**What you need to do**
Give the number of lines in the entries that contain "tình". State only the count.

[Data records]
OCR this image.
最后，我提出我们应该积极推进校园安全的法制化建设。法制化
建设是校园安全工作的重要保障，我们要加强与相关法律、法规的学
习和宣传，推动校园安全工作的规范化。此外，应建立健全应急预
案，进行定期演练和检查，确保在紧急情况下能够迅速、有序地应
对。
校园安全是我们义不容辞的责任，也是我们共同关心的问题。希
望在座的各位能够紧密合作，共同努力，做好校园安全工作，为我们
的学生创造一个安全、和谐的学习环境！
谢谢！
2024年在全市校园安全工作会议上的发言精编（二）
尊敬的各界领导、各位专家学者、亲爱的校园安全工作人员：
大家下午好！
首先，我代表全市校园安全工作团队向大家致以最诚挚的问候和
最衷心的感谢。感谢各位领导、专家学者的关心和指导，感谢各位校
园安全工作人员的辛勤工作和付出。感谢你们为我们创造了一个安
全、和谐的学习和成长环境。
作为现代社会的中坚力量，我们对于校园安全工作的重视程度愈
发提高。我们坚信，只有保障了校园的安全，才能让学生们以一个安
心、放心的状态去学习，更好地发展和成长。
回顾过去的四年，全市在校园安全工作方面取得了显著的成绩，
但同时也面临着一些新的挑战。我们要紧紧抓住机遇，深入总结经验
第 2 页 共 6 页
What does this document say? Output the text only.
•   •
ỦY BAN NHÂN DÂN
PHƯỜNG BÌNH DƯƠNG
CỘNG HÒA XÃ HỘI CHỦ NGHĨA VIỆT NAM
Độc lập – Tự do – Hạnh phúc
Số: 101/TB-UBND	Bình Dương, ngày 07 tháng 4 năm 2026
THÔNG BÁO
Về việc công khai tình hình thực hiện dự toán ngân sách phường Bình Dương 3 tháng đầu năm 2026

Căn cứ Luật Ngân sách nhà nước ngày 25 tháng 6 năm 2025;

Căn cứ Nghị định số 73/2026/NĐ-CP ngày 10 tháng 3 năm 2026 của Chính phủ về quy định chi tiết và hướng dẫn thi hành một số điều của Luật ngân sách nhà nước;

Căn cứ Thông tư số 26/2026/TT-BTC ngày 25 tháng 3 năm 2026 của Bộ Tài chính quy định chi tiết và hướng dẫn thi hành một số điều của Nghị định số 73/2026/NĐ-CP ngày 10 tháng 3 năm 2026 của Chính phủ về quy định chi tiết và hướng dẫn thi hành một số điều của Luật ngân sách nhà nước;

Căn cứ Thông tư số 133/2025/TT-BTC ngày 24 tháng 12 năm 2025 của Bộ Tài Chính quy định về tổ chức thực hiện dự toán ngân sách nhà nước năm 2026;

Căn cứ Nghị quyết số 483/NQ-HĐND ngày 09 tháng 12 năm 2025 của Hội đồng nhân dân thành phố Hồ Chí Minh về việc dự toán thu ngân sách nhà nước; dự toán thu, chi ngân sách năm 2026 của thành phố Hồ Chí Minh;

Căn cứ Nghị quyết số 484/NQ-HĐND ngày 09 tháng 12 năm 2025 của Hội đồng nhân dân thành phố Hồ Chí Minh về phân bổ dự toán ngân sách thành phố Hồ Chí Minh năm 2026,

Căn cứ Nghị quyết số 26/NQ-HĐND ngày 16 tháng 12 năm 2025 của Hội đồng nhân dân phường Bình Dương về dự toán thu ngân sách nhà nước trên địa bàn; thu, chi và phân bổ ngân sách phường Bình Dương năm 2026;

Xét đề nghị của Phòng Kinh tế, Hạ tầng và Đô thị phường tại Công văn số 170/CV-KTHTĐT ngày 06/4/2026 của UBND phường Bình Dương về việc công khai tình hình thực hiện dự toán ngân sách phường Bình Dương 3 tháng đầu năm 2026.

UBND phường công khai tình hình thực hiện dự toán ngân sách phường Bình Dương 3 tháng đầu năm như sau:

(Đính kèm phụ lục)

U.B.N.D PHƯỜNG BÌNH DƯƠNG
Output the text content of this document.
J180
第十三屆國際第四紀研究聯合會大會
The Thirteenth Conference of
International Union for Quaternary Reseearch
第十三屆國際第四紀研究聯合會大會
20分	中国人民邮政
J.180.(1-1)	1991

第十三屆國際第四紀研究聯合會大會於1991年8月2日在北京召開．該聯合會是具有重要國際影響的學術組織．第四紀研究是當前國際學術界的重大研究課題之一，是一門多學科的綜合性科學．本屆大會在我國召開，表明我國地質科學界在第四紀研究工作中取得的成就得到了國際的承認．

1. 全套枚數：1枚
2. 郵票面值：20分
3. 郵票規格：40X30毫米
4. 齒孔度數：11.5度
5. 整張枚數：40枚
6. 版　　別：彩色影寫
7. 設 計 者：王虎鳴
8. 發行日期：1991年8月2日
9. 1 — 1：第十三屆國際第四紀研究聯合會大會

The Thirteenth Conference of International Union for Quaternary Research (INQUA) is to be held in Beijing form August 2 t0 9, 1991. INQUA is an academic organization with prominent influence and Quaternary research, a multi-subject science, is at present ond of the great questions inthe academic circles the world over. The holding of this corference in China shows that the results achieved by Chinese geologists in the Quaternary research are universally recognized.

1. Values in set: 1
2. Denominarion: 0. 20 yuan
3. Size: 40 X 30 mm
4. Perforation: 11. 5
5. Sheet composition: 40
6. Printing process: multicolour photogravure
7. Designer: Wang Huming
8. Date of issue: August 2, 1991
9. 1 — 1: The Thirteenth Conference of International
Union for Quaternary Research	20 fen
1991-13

**Completed exercise**
3